[GIVEN INSTRUCTION] Each line in the entries below that holds the string "into" is to be listed.

[EXERCISE DATA]
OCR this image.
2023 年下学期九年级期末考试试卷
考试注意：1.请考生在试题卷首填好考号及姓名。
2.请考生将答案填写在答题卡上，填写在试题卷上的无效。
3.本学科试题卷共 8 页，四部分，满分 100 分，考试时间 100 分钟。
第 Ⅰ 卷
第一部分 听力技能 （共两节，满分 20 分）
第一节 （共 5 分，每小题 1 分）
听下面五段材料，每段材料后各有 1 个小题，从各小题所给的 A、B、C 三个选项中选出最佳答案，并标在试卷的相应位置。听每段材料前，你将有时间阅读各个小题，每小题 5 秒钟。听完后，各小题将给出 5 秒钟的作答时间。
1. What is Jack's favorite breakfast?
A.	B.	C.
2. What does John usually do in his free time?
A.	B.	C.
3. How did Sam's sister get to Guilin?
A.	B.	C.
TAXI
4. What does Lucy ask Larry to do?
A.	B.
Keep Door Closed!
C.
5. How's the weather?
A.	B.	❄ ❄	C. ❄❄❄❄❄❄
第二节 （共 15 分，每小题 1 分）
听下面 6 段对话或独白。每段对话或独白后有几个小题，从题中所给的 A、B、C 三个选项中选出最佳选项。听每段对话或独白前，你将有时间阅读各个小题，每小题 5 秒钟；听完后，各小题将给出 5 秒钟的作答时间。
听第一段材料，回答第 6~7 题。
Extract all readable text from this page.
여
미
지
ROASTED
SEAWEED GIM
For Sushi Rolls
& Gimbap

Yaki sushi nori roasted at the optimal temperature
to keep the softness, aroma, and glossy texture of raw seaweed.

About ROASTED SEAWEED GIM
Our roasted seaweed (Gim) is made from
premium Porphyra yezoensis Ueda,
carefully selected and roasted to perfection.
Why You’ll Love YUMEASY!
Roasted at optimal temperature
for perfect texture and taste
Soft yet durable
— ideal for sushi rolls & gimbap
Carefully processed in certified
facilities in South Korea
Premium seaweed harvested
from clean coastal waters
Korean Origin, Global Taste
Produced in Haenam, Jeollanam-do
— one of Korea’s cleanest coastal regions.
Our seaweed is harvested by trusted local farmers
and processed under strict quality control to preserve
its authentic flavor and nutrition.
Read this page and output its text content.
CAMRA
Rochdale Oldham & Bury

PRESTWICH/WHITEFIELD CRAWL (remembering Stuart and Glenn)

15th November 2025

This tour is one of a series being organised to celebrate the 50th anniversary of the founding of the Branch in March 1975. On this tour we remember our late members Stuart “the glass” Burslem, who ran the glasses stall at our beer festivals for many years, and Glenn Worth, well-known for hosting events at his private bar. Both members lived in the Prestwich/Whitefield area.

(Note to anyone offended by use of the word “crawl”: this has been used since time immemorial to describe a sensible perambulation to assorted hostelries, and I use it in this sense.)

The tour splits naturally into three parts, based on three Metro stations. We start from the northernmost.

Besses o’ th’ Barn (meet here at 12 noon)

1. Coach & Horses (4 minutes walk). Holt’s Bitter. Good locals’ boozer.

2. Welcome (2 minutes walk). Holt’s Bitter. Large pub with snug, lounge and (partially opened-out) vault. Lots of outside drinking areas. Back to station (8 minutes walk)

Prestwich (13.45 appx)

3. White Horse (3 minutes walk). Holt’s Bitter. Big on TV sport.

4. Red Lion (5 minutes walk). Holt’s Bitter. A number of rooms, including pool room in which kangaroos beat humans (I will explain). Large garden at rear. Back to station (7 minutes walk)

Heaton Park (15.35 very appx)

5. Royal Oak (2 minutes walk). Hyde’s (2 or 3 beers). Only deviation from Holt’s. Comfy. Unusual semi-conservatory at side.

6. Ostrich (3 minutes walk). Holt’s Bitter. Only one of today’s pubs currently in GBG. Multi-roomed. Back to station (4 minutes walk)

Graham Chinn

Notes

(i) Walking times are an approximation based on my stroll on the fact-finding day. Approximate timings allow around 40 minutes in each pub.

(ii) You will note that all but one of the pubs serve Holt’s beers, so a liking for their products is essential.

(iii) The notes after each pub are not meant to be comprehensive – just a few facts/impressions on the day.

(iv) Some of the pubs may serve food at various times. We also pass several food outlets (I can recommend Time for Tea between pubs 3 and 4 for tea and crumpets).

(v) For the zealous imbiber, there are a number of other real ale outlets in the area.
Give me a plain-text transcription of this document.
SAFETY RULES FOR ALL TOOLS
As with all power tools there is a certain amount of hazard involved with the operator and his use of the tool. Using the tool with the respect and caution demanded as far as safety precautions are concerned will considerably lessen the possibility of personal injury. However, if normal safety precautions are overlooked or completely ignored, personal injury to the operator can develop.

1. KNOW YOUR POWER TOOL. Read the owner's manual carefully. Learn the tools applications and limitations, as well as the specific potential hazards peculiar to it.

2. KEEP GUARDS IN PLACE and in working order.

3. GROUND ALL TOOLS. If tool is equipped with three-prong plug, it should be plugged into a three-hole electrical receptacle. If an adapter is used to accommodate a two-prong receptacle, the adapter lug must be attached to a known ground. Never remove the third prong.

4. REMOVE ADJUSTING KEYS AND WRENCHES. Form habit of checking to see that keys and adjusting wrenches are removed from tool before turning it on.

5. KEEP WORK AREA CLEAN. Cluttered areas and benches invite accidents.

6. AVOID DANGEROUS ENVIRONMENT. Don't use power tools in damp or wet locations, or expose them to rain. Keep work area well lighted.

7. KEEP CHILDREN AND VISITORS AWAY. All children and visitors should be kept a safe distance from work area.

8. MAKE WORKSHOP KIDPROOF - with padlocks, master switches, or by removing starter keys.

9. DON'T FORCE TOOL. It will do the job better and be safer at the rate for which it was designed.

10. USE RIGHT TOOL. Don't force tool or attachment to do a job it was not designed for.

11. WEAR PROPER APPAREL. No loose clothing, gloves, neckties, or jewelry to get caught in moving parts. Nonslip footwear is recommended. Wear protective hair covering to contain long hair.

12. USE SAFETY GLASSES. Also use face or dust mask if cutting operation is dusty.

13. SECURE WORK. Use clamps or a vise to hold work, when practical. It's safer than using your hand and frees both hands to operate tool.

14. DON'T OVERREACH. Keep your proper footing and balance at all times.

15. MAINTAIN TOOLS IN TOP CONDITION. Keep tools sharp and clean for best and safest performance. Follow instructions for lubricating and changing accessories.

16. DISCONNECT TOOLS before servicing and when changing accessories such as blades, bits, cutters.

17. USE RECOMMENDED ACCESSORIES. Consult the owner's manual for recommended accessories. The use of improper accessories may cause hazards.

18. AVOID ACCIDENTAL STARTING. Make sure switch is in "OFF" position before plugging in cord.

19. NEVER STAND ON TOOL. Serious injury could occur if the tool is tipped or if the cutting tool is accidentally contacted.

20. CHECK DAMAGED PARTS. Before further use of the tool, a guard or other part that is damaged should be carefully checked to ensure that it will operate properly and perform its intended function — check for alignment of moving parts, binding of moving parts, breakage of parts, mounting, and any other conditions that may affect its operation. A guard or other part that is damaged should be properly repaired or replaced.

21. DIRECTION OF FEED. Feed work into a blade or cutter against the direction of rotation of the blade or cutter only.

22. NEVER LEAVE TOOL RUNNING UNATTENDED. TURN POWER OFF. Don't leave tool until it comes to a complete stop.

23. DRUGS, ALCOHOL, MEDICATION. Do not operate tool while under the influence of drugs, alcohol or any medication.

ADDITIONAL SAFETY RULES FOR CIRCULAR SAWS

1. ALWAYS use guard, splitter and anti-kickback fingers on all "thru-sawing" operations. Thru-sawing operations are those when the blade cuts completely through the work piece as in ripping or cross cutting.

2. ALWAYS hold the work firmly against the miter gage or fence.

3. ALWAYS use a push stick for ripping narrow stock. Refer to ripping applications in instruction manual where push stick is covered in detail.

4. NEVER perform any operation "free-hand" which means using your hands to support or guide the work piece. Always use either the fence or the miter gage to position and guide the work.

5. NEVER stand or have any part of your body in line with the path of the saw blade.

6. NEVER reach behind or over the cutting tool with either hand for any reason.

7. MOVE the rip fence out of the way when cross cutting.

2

[REPLY]
The tour splits naturally into three parts, based on three Metro stations. We start from the northernmost.
3. GROUND ALL TOOLS. If tool is equipped with three-prong plug, it should be plugged into a three-hole electrical receptacle. If an adapter is used to accommodate a two-prong receptacle, the adapter lug must be attached to a known ground. Never remove the third prong.
21. DIRECTION OF FEED. Feed work into a blade or cutter against the direction of rotation of the blade or cutter only.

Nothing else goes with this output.